---- Source material

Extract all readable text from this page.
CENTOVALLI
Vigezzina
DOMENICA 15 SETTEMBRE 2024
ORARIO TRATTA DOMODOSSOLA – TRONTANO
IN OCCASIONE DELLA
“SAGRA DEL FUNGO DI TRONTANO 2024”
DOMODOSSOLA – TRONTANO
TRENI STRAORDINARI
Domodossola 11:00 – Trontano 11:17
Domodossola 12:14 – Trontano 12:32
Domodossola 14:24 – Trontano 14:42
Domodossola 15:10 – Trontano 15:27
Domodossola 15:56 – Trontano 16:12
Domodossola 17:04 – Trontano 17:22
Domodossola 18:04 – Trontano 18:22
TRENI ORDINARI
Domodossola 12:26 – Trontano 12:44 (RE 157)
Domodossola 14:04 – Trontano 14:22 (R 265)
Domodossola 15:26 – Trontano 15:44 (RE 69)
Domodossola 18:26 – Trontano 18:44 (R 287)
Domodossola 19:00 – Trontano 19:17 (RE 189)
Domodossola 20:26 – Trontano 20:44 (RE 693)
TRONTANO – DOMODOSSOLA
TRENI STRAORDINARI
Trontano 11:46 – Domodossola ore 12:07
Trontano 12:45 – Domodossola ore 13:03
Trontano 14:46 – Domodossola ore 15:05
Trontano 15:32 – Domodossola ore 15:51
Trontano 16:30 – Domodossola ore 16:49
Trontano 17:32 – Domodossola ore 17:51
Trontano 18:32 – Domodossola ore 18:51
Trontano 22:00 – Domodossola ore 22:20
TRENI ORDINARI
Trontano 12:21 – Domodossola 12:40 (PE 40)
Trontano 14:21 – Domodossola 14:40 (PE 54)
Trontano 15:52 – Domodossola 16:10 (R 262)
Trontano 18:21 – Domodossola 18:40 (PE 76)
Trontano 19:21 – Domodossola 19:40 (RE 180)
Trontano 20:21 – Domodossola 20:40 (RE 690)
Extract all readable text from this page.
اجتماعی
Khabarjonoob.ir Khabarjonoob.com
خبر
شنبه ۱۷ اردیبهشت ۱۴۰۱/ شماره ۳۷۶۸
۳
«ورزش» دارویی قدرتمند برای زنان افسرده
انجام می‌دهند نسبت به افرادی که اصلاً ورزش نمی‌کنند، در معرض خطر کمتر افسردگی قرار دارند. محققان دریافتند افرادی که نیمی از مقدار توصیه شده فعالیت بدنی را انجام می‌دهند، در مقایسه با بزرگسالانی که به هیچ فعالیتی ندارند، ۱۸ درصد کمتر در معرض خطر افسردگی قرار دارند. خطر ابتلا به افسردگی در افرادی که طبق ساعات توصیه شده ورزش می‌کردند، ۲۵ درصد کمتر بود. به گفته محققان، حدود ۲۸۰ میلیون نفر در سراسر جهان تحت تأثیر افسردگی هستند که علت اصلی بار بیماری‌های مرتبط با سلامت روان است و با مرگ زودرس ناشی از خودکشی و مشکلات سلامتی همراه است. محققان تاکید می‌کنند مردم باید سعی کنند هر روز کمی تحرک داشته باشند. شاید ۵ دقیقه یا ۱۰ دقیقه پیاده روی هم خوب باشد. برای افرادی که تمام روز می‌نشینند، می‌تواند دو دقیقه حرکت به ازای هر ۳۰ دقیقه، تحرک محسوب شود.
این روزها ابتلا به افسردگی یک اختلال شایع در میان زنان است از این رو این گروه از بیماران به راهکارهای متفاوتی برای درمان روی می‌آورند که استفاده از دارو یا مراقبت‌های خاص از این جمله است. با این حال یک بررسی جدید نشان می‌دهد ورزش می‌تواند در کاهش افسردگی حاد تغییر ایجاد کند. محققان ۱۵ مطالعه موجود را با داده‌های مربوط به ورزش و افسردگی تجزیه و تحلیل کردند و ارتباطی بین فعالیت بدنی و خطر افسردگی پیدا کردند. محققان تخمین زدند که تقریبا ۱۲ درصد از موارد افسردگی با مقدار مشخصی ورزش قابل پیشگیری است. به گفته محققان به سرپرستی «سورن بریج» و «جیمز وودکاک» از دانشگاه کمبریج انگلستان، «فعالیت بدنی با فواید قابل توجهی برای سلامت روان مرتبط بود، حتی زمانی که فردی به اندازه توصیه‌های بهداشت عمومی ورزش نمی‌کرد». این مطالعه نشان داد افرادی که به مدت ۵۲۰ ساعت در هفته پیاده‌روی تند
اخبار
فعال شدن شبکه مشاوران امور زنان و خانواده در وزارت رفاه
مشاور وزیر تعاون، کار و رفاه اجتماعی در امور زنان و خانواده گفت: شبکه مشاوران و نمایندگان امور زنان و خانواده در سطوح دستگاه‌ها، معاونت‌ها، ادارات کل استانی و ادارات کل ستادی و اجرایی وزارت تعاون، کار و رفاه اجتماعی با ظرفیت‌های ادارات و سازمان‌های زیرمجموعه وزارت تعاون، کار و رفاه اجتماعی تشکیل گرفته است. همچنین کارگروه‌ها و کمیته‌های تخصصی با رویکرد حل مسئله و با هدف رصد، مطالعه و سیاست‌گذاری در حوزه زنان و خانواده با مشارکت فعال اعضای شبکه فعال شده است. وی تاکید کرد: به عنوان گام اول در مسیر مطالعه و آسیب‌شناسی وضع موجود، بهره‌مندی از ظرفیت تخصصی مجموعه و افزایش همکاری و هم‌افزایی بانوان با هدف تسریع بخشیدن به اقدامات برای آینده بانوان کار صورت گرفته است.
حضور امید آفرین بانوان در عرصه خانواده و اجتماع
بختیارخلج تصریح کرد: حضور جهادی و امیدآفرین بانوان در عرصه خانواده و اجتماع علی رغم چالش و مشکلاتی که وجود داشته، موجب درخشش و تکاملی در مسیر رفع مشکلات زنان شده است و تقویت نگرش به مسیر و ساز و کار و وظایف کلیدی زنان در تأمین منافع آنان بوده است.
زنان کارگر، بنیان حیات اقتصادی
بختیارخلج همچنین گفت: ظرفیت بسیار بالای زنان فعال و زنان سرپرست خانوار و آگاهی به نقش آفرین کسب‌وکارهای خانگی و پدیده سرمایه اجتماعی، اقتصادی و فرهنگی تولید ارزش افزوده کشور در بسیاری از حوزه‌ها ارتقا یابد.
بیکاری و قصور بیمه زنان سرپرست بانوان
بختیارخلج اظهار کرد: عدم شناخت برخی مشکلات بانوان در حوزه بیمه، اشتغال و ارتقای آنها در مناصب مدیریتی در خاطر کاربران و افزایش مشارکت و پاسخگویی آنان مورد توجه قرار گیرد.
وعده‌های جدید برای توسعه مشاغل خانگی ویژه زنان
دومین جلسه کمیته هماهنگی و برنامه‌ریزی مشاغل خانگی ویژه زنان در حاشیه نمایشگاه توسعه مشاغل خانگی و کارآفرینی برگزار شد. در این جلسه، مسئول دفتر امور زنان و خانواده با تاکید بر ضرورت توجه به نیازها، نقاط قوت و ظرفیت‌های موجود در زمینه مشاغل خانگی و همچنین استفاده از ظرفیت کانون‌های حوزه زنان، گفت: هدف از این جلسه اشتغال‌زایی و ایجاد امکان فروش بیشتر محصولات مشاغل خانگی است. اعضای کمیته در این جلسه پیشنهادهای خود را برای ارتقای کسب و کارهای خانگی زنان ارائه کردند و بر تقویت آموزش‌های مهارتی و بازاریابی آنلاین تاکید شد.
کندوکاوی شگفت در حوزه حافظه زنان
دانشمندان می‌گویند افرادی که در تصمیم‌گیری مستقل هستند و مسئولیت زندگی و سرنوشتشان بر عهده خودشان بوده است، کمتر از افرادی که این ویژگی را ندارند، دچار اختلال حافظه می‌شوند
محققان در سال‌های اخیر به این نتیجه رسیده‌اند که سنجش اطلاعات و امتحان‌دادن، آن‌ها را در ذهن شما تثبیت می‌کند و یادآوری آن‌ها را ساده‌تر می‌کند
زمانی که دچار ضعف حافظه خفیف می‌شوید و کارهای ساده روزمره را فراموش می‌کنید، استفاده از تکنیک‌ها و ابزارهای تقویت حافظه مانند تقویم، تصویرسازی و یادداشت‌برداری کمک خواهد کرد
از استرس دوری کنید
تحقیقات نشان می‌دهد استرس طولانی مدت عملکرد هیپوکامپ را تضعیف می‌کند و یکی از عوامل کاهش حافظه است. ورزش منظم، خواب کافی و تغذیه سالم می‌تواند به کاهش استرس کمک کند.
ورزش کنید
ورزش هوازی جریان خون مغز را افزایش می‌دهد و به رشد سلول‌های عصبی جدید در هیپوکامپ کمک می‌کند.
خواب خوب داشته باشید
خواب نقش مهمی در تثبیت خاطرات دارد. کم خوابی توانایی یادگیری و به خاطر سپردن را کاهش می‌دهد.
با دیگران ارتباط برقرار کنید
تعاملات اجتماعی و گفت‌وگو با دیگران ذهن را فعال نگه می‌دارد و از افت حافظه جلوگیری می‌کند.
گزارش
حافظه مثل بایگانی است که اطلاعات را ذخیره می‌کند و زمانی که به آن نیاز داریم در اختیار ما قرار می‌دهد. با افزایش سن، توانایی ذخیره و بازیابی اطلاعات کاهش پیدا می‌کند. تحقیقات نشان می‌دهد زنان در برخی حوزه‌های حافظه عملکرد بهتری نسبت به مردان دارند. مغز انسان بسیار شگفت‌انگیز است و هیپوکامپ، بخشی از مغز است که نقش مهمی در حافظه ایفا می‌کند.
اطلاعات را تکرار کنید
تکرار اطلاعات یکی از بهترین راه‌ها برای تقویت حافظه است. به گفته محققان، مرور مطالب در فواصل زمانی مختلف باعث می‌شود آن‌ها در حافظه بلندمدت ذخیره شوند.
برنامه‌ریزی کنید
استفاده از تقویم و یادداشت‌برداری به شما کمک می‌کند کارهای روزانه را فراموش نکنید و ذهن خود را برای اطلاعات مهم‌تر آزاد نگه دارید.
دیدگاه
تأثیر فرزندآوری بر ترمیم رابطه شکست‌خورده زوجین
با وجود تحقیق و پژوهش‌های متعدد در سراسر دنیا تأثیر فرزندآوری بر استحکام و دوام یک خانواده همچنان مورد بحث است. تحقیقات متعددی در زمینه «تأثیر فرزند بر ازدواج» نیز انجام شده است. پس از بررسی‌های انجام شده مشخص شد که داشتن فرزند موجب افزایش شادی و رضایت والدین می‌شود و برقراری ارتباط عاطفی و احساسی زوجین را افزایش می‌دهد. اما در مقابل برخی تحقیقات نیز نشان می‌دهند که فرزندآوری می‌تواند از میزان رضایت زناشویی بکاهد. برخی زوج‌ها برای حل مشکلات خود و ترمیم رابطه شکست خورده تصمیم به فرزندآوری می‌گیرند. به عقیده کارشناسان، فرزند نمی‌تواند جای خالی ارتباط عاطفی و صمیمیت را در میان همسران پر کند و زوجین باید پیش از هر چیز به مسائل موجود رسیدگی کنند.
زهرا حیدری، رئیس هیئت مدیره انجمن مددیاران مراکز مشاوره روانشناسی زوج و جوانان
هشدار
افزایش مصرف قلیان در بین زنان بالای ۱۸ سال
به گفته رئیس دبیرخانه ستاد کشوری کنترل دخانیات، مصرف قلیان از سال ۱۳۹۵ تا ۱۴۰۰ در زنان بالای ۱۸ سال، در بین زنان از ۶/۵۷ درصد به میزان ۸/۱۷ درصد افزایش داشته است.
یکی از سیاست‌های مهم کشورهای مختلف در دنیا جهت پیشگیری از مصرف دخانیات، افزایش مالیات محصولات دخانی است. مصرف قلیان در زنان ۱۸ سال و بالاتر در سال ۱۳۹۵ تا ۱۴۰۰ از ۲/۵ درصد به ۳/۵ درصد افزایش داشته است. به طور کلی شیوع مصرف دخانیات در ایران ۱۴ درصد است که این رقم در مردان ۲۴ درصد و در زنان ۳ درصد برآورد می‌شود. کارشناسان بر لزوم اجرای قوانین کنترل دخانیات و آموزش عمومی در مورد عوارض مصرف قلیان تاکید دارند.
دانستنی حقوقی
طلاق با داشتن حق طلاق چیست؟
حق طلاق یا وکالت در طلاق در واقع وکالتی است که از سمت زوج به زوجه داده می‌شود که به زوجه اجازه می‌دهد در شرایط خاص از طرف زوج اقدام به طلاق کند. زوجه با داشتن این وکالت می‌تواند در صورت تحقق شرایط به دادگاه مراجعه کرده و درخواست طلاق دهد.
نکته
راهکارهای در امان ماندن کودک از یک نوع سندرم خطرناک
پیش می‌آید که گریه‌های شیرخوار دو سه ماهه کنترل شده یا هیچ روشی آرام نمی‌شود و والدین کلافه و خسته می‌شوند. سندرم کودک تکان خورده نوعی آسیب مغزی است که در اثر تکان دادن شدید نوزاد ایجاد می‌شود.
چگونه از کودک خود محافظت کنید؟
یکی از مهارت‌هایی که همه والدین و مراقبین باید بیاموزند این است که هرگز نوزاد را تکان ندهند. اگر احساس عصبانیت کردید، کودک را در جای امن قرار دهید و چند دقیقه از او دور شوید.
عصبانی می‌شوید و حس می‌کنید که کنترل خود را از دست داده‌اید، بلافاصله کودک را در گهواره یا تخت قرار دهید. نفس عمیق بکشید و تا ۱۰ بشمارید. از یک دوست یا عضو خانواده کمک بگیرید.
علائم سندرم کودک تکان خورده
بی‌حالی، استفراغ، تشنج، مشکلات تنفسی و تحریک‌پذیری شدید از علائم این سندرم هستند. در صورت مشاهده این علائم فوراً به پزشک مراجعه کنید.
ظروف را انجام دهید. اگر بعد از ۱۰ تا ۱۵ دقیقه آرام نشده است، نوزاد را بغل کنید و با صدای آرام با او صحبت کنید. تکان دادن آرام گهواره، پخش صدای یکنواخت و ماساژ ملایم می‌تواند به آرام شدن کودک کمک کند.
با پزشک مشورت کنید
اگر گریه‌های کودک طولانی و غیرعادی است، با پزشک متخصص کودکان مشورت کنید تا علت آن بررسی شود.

--------

Only a number is wanted: how many lines contain the word "مشاوران"?

2